Copy the rows word for word, beginning with the first one and stopping after the line that contains "devtools-panel: ⌖ ▭".

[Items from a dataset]
* BEGIN *

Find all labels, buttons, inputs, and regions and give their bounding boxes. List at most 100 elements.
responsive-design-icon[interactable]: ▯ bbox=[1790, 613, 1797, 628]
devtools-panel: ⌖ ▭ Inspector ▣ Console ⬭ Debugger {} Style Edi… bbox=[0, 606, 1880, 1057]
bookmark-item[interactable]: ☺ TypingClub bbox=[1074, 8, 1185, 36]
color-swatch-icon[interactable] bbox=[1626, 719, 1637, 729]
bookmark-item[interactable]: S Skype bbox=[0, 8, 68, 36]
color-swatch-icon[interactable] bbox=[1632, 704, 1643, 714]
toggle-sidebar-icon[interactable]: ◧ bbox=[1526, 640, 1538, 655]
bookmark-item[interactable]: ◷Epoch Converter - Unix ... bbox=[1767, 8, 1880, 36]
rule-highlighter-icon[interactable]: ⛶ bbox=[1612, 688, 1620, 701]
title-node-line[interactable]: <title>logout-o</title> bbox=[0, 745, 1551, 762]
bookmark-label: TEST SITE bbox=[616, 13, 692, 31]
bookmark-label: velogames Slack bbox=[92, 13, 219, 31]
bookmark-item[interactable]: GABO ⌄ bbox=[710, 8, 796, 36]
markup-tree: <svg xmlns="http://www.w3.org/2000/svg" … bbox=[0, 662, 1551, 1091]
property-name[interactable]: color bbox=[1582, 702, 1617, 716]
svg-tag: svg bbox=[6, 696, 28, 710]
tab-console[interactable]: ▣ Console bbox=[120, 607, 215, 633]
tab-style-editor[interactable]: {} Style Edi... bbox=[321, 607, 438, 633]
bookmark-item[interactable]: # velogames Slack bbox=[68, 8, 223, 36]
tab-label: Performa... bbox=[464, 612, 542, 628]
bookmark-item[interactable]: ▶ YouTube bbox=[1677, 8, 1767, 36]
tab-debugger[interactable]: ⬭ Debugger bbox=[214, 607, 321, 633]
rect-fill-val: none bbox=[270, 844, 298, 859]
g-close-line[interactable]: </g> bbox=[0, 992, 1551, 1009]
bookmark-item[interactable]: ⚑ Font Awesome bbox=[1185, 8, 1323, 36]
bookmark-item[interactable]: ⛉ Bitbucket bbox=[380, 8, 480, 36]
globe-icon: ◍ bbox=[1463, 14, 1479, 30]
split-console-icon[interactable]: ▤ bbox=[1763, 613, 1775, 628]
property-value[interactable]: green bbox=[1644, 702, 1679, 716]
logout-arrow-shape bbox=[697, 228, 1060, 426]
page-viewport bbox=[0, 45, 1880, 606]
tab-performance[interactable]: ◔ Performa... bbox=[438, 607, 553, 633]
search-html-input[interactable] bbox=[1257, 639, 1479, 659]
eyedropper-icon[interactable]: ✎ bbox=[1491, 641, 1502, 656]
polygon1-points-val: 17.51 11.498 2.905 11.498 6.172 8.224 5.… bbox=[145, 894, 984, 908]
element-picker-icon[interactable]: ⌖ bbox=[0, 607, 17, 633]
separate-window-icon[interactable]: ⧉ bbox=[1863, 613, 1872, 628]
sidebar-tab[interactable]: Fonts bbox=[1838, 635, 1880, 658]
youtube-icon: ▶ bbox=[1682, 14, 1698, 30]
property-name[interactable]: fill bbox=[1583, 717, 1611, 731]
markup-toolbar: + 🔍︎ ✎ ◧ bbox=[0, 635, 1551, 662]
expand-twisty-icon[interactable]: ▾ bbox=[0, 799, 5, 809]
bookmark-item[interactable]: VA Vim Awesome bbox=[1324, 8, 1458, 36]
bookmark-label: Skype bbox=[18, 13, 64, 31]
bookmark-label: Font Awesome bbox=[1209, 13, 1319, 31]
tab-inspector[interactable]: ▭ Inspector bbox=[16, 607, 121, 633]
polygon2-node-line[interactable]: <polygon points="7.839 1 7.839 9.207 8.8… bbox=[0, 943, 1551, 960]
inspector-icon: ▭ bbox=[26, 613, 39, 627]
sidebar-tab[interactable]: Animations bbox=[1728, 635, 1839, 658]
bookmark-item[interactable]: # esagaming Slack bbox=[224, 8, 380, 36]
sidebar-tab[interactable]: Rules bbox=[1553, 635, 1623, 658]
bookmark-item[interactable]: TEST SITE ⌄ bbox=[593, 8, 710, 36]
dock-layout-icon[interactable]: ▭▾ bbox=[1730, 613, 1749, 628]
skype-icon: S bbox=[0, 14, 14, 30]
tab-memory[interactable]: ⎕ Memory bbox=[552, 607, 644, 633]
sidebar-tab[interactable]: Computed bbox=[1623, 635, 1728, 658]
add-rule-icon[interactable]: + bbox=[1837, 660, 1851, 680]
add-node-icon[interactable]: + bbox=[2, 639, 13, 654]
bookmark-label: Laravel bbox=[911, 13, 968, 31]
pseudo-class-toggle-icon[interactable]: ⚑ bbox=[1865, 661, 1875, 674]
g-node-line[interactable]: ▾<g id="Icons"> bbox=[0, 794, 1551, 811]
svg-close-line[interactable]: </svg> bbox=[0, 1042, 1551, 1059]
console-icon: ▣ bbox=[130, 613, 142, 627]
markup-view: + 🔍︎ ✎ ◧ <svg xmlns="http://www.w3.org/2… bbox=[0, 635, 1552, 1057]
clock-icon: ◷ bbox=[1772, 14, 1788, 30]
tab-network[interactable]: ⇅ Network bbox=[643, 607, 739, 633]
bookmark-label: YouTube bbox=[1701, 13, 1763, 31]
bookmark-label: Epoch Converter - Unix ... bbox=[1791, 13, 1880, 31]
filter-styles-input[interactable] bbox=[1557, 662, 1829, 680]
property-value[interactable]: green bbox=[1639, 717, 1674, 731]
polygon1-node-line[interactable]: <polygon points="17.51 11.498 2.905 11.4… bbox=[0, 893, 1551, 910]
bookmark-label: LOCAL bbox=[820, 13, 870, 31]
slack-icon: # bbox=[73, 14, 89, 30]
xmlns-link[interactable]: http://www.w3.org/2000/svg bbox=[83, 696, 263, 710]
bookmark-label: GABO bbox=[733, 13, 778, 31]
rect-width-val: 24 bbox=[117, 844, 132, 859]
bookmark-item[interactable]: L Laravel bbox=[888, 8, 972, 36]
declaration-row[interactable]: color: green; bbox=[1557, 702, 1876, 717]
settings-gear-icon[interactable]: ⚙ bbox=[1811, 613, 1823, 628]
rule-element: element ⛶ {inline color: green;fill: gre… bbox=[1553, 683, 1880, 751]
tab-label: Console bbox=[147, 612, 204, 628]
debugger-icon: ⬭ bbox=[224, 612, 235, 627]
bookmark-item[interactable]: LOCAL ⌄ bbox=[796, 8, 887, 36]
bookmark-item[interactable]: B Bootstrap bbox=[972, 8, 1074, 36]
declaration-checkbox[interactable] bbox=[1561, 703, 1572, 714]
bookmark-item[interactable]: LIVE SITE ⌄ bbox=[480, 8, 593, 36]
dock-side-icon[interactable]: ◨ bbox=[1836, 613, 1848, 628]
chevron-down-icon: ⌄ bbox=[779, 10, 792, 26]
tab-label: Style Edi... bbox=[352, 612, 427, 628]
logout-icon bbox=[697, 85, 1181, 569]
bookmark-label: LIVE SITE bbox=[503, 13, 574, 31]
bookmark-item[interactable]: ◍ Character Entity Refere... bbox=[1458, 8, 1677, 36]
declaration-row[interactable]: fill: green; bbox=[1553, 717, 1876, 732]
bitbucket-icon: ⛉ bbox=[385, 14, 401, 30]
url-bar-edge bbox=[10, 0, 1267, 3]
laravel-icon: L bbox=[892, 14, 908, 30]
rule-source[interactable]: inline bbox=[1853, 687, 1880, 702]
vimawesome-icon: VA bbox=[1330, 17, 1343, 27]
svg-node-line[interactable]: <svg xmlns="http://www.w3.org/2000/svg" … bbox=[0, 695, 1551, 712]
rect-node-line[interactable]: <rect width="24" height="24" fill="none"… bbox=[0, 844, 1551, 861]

* END *

- [Written solution]:
Find all labels, buttons, inputs, and regions and give their bounding boxes. List at most 100 elements.
responsive-design-icon[interactable]: ▯ bbox=[1790, 613, 1797, 628]
devtools-panel: ⌖ ▭ Inspector ▣ Console ⬭ Debugger {} Style Edi… bbox=[0, 606, 1880, 1057]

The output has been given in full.